(Extracted records)

** start **

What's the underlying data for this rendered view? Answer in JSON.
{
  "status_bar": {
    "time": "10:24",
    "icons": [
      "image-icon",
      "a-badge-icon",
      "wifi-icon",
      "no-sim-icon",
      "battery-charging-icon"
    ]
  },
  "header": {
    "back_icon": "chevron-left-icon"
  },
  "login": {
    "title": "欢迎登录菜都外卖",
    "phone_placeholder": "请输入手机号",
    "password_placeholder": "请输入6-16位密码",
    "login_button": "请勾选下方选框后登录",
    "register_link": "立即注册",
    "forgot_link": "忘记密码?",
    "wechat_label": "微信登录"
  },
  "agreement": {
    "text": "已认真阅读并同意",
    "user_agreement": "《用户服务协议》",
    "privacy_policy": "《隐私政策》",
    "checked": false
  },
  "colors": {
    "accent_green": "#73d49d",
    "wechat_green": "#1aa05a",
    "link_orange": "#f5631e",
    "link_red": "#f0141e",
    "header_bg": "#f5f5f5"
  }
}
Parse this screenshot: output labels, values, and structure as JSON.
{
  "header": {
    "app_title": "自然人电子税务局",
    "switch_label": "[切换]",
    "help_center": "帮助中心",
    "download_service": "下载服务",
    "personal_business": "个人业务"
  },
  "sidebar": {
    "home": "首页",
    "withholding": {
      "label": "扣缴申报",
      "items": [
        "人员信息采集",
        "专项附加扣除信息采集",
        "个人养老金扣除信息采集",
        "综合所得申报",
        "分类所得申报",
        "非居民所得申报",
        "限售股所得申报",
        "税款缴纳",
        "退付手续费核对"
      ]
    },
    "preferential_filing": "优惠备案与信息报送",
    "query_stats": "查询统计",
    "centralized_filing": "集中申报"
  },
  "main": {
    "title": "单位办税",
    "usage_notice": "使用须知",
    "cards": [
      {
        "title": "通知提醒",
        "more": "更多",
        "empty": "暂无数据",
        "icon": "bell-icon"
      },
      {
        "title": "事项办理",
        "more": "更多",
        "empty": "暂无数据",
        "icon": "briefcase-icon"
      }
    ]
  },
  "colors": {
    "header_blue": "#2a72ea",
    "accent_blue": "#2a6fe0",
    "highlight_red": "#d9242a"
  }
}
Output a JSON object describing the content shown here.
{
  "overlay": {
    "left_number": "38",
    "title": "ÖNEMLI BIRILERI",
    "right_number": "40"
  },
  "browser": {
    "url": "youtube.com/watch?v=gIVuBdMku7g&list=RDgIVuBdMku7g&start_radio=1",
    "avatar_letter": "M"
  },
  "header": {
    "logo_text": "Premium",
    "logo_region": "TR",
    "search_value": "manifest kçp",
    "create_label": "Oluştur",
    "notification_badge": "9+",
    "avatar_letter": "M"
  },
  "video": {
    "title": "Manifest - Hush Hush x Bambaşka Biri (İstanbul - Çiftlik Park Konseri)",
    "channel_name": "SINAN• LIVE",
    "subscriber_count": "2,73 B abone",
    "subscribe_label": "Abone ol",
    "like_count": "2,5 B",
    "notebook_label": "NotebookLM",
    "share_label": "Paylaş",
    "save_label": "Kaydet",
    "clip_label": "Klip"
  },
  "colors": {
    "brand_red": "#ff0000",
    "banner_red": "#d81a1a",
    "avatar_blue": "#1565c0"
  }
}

** end **

DIRECTIONS FOR THIS TASK:
Reproduce each line of the material above precisely.

REPLY TO THE TASK:
What's the underlying data for this rendered view? Answer in JSON.
{
  "status_bar": {
    "time": "10:24",
    "icons": [
      "image-icon",
      "a-badge-icon",
      "wifi-icon",
      "no-sim-icon",
      "battery-charging-icon"
    ]
  },
  "header": {
    "back_icon": "chevron-left-icon"
  },
  "login": {
    "title": "欢迎登录菜都外卖",
    "phone_placeholder": "请输入手机号",
    "password_placeholder": "请输入6-16位密码",
    "login_button": "请勾选下方选框后登录",
    "register_link": "立即注册",
    "forgot_link": "忘记密码?",
    "wechat_label": "微信登录"
  },
  "agreement": {
    "text": "已认真阅读并同意",
    "user_agreement": "《用户服务协议》",
    "privacy_policy": "《隐私政策》",
    "checked": false
  },
  "colors": {
    "accent_green": "#73d49d",
    "wechat_green": "#1aa05a",
    "link_orange": "#f5631e",
    "link_red": "#f0141e",
    "header_bg": "#f5f5f5"
  }
}
Parse this screenshot: output labels, values, and structure as JSON.
{
  "header": {
    "app_title": "自然人电子税务局",
    "switch_label": "[切换]",
    "help_center": "帮助中心",
    "download_service": "下载服务",
    "personal_business": "个人业务"
  },
  "sidebar": {
    "home": "首页",
    "withholding": {
      "label": "扣缴申报",
      "items": [
        "人员信息采集",
        "专项附加扣除信息采集",
        "个人养老金扣除信息采集",
        "综合所得申报",
        "分类所得申报",
        "非居民所得申报",
        "限售股所得申报",
        "税款缴纳",
        "退付手续费核对"
      ]
    },
    "preferential_filing": "优惠备案与信息报送",
    "query_stats": "查询统计",
    "centralized_filing": "集中申报"
  },
  "main": {
    "title": "单位办税",
    "usage_notice": "使用须知",
    "cards": [
      {
        "title": "通知提醒",
        "more": "更多",
        "empty": "暂无数据",
        "icon": "bell-icon"
      },
      {
        "title": "事项办理",
        "more": "更多",
        "empty": "暂无数据",
        "icon": "briefcase-icon"
      }
    ]
  },
  "colors": {
    "header_blue": "#2a72ea",
    "accent_blue": "#2a6fe0",
    "highlight_red": "#d9242a"
  }
}
Output a JSON object describing the content shown here.
{
  "overlay": {
    "left_number": "38",
    "title": "ÖNEMLI BIRILERI",
    "right_number": "40"
  },
  "browser": {
    "url": "youtube.com/watch?v=gIVuBdMku7g&list=RDgIVuBdMku7g&start_radio=1",
    "avatar_letter": "M"
  },
  "header": {
    "logo_text": "Premium",
    "logo_region": "TR",
    "search_value": "manifest kçp",
    "create_label": "Oluştur",
    "notification_badge": "9+",
    "avatar_letter": "M"
  },
  "video": {
    "title": "Manifest - Hush Hush x Bambaşka Biri (İstanbul - Çiftlik Park Konseri)",
    "channel_name": "SINAN• LIVE",
    "subscriber_count": "2,73 B abone",
    "subscribe_label": "Abone ol",
    "like_count": "2,5 B",
    "notebook_label": "NotebookLM",
    "share_label": "Paylaş",
    "save_label": "Kaydet",
    "clip_label": "Klip"
  },
  "colors": {
    "brand_red": "#ff0000",
    "banner_red": "#d81a1a",
    "avatar_blue": "#1565c0"
  }
}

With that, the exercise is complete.